- _How to complete this task_:
Please reproduce the passage of the panda cub text word for word, starting at "Tape measure" and ending at "Murphy, Smithsonian's National Zoo)".

The Smithsonian's National Zoo is home to two new twin pandas. The mother, Mei Xiang (may-SHONG), gave birth to the cubs at 5:35 p.m. and 10:07 p.m. EDT on Saturday (Aug. 22). Mei Xiang can take care of only one cub at a time, so while one cub is with Mom, the other rests in an incubator at the zoo. After about 3 to 4 hours, the zookeepers switch the cubs, giving the newborns equal time with Mei Xiang. [Read the full story on the twin panda cubs]

Tape measure

Zoo staff measure the second-retrieved cub. When the cub isn't spending time with its mother, it rests in an incubator at the zoo and feeds on a special formula made out of water, human baby formula and puppy formula. (Image credit: Devin Murphy, Smithsonian's National Zoo)


First exam

The second-retrieved cub squirms as a team examines the animal's weight, length, mouth size, heart rate and breathing rate. (Image credit: Pamela Baker-Masson, Smithsonian's National Zoo)


A star is born

The second-retrieved cub already has tiny claws, but still has a lot of developing to do. (Image credit: Pamela Baker-Masson, Smithsonian's National Zoo)

- _Entries shown_:

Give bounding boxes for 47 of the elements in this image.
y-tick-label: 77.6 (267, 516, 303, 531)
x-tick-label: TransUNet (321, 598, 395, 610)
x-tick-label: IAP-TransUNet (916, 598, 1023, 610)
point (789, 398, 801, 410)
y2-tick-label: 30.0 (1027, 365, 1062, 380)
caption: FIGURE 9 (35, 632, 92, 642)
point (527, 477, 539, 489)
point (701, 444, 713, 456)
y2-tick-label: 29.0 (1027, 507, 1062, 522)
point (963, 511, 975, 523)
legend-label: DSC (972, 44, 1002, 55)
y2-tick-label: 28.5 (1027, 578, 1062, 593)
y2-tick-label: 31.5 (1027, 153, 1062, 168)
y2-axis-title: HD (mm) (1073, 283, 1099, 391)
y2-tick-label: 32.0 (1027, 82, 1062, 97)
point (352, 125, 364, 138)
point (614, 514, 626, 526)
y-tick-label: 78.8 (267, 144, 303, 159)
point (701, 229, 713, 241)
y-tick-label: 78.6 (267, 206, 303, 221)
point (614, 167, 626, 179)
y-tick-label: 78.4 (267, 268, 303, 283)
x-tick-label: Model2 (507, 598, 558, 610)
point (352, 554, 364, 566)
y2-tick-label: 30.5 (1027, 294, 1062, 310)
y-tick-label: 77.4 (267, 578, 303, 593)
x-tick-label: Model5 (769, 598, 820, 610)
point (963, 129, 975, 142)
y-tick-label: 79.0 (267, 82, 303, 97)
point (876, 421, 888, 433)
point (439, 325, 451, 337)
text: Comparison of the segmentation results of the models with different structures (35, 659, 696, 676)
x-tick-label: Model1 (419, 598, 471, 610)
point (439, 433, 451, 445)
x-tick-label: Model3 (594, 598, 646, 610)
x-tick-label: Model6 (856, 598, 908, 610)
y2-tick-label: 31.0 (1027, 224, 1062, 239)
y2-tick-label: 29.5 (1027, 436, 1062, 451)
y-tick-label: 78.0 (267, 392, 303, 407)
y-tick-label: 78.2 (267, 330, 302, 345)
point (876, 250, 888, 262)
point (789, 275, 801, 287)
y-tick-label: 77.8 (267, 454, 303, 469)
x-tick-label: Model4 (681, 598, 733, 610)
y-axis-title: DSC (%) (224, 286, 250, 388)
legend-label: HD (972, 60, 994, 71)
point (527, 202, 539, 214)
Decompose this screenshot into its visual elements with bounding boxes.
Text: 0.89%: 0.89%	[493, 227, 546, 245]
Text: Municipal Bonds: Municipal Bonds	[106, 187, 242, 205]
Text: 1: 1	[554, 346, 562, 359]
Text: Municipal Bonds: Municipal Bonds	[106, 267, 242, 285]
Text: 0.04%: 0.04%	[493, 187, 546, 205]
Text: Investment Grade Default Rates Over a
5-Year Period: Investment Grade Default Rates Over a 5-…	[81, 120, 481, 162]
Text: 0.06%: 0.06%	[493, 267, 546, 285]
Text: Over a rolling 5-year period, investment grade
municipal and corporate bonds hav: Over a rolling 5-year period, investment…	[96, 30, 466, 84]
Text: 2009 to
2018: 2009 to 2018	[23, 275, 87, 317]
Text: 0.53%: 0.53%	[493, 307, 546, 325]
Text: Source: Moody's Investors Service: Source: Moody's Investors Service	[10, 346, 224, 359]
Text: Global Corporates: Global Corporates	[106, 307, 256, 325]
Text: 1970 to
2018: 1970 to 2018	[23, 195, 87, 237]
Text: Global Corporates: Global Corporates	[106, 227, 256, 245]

- _Exercise output_:
Tape measure

Zoo staff measure the second-retrieved cub. When the cub isn't spending time with its mother, it rests in an incubator at the zoo and feeds on a special formula made out of water, human baby formula and puppy formula. (Image credit: Devin Murphy, Smithsonian's National Zoo)